▶ _Extracted records_:
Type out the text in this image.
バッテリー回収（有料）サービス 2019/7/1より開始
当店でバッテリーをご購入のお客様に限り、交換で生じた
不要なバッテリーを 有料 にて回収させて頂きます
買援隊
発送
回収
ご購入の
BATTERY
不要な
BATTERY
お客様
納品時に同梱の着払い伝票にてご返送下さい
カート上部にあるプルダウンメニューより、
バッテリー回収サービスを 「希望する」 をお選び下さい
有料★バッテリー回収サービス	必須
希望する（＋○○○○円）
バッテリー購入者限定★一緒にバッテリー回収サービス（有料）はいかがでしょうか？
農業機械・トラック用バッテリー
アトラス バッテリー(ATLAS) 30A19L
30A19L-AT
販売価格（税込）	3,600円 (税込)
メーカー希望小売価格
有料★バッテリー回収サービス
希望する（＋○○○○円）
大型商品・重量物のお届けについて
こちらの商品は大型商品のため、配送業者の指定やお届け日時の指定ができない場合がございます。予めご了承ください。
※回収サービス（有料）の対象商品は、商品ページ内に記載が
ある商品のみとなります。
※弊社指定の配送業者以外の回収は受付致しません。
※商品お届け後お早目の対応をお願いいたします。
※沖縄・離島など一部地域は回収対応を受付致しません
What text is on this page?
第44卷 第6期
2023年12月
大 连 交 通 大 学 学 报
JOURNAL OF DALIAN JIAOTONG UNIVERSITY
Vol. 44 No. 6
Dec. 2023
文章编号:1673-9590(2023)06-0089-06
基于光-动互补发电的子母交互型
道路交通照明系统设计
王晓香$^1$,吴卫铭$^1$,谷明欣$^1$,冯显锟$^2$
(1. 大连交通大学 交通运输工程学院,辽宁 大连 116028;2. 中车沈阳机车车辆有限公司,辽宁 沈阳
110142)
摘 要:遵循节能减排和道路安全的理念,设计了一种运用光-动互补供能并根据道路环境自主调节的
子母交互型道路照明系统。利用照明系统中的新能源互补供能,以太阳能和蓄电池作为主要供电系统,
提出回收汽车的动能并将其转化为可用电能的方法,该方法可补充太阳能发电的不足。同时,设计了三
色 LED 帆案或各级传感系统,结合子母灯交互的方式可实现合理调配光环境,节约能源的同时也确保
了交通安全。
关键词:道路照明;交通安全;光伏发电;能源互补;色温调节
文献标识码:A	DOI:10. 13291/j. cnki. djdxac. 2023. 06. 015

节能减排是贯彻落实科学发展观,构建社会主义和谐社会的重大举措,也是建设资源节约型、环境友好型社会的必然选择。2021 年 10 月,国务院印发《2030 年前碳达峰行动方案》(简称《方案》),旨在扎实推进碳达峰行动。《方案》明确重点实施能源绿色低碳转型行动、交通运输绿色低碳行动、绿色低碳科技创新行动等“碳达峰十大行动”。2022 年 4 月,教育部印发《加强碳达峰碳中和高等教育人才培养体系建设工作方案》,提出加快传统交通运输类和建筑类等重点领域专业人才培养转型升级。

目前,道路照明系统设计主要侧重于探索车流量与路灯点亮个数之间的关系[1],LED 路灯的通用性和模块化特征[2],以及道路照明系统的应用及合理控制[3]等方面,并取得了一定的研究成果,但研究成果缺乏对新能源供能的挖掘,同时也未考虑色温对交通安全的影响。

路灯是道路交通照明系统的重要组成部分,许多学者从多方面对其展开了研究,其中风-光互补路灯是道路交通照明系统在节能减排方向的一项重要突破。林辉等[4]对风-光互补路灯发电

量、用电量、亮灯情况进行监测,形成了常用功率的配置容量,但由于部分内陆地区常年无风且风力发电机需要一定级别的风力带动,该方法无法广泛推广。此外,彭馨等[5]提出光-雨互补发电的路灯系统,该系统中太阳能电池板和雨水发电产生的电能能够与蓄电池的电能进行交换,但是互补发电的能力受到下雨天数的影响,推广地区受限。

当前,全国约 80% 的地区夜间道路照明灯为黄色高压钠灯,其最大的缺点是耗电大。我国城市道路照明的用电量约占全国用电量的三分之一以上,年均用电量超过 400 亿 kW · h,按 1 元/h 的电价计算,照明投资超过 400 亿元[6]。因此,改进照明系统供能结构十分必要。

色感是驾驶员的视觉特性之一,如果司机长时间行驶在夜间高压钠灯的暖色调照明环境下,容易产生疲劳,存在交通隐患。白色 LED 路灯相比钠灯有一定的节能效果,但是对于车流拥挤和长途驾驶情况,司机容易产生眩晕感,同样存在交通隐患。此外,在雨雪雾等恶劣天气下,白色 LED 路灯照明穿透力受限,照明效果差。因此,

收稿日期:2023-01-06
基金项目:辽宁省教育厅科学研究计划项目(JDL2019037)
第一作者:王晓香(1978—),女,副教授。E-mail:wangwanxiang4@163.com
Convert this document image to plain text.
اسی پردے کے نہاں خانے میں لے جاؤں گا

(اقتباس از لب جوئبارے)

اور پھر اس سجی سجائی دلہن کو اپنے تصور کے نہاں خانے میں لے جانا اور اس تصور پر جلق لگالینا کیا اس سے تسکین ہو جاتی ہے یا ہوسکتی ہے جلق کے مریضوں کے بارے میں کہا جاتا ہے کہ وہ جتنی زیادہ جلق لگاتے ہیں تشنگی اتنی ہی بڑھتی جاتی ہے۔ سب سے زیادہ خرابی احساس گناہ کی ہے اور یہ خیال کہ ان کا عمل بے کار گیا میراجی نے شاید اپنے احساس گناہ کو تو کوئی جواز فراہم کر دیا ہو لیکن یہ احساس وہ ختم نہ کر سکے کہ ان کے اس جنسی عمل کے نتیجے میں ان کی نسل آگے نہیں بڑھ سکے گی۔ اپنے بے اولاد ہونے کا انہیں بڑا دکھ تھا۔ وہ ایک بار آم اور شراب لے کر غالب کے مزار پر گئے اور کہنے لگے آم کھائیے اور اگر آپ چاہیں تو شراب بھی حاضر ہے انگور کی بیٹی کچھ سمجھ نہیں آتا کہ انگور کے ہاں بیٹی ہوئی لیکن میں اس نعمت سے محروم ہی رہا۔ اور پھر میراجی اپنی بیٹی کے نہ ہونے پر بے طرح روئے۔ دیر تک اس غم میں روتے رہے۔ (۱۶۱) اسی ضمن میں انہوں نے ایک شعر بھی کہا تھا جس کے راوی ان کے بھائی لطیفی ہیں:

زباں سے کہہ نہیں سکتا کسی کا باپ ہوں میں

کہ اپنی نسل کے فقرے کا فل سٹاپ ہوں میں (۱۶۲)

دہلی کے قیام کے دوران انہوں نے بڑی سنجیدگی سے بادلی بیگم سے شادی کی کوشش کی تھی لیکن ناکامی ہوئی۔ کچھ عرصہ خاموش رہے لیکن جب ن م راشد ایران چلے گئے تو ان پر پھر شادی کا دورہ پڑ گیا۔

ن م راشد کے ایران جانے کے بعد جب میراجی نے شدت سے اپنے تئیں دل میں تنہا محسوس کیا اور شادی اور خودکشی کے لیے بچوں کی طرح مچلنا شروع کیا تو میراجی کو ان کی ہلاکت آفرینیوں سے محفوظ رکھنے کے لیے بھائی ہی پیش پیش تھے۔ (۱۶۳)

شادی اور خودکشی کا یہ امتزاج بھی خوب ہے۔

* * *

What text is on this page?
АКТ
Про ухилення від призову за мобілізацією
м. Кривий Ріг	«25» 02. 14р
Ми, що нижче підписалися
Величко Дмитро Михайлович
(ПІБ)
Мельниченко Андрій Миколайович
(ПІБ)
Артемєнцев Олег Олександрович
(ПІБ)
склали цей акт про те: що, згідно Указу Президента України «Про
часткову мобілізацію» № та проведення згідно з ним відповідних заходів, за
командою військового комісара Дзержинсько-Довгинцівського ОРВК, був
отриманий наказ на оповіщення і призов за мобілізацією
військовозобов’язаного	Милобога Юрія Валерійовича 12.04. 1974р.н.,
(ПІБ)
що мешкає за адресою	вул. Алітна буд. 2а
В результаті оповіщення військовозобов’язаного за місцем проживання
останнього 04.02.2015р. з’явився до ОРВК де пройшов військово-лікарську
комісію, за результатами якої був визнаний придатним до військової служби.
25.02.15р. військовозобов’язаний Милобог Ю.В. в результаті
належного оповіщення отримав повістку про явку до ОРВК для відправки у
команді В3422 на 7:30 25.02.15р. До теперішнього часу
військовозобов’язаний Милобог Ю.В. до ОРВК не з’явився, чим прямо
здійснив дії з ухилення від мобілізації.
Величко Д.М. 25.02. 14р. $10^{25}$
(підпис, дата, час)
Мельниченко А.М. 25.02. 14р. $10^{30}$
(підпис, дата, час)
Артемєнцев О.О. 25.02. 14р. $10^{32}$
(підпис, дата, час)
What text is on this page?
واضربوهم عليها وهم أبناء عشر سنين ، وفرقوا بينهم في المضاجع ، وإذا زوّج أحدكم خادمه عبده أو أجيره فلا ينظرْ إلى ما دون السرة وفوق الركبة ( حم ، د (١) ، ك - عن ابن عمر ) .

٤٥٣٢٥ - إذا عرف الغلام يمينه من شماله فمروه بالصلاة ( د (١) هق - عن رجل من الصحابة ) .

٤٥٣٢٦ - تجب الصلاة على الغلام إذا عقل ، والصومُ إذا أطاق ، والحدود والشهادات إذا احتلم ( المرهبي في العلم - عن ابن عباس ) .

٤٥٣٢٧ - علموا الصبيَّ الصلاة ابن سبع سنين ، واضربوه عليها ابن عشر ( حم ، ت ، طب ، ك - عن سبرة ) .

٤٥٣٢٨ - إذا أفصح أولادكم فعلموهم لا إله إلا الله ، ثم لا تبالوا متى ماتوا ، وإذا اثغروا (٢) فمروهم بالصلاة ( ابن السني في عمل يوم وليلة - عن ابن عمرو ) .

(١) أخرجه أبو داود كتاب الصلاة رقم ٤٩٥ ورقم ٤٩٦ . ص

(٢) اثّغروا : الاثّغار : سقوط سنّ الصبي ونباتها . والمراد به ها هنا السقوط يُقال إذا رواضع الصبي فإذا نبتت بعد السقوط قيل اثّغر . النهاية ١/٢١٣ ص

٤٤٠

--

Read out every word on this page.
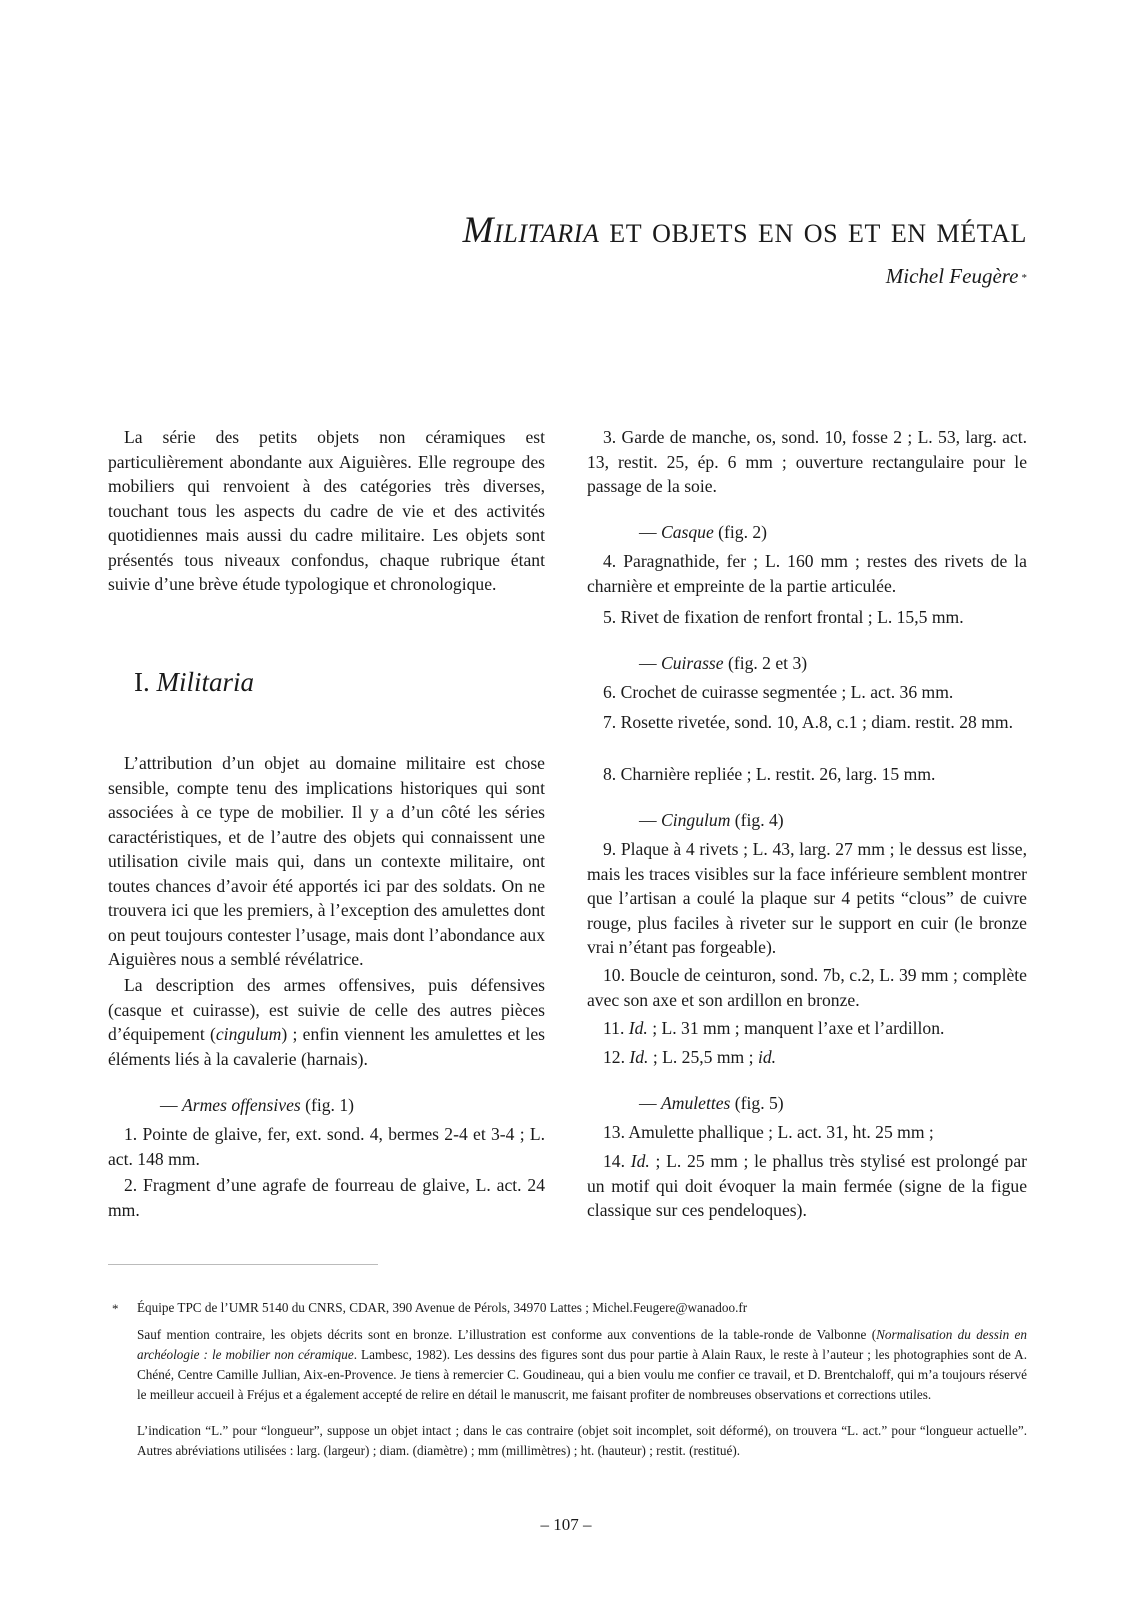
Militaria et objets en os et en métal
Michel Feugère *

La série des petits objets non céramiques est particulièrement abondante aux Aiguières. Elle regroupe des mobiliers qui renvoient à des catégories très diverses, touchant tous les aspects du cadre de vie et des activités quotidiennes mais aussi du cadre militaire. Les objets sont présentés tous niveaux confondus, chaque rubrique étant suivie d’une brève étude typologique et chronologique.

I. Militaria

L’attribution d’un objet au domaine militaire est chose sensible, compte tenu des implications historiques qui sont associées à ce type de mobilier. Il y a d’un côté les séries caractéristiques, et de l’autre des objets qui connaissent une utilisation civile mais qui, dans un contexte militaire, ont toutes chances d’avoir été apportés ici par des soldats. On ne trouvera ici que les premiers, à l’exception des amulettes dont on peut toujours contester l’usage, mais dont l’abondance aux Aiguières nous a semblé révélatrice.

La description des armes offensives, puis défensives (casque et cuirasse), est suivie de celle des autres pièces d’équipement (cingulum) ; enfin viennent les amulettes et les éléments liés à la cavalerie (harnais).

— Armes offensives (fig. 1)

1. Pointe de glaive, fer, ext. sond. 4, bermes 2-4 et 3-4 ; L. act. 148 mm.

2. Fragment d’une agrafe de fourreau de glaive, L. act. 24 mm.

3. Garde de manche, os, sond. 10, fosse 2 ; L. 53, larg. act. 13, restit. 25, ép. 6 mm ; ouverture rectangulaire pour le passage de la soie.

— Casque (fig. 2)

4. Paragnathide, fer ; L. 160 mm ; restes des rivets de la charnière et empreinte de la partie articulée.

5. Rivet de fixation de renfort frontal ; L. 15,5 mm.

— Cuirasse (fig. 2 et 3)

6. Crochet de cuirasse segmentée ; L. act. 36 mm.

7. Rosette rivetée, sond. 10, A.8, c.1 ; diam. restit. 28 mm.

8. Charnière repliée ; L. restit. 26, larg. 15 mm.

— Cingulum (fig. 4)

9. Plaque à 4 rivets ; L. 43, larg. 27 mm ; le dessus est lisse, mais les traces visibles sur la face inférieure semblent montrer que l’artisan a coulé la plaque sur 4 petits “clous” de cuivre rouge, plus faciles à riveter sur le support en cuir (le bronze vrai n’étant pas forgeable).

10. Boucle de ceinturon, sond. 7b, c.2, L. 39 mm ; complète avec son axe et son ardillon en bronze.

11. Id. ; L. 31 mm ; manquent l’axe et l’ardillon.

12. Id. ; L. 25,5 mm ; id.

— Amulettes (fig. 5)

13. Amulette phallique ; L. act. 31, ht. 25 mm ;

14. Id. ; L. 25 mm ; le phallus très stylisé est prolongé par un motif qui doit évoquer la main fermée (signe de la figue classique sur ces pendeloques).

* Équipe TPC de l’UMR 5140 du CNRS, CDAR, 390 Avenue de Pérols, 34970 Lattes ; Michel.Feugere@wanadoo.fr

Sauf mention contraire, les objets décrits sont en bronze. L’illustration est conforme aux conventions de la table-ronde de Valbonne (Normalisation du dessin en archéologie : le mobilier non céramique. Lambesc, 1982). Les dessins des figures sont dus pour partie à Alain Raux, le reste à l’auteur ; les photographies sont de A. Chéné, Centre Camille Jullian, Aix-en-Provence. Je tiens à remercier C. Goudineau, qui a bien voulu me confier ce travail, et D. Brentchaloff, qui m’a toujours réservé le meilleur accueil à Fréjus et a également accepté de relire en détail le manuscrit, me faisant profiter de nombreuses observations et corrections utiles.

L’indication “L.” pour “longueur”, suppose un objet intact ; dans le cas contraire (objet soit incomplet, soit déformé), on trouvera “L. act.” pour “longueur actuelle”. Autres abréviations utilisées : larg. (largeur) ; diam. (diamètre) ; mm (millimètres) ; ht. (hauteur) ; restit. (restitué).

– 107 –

▶ _Job_:
Read through the lines above and collect those that contain the string "ہوئی".

▶ _Solution to this problem_:
اور پھر اس سجی سجائی دلہن کو اپنے تصور کے نہاں خانے میں لے جانا اور اس تصور پر جلق لگالینا کیا اس سے تسکین ہو جاتی ہے یا ہوسکتی ہے جلق کے مریضوں کے بارے میں کہا جاتا ہے کہ وہ جتنی زیادہ جلق لگاتے ہیں تشنگی اتنی ہی بڑھتی جاتی ہے۔ سب سے زیادہ خرابی احساس گناہ کی ہے اور یہ خیال کہ ان کا عمل بے کار گیا میراجی نے شاید اپنے احساس گناہ کو تو کوئی جواز فراہم کر دیا ہو لیکن یہ احساس وہ ختم نہ کر سکے کہ ان کے اس جنسی عمل کے نتیجے میں ان کی نسل آگے نہیں بڑھ سکے گی۔ اپنے بے اولاد ہونے کا انہیں بڑا دکھ تھا۔ وہ ایک بار آم اور شراب لے کر غالب کے مزار پر گئے اور کہنے لگے آم کھائیے اور اگر آپ چاہیں تو شراب بھی حاضر ہے انگور کی بیٹی کچھ سمجھ نہیں آتا کہ انگور کے ہاں بیٹی ہوئی لیکن میں اس نعمت سے محروم ہی رہا۔ اور پھر میراجی اپنی بیٹی کے نہ ہونے پر بے طرح روئے۔ دیر تک اس غم میں روتے رہے۔ (۱۶۱) اسی ضمن میں انہوں نے ایک شعر بھی کہا تھا جس کے راوی ان کے بھائی لطیفی ہیں:
دہلی کے قیام کے دوران انہوں نے بڑی سنجیدگی سے بادلی بیگم سے شادی کی کوشش کی تھی لیکن ناکامی ہوئی۔ کچھ عرصہ خاموش رہے لیکن جب ن م راشد ایران چلے گئے تو ان پر پھر شادی کا دورہ پڑ گیا۔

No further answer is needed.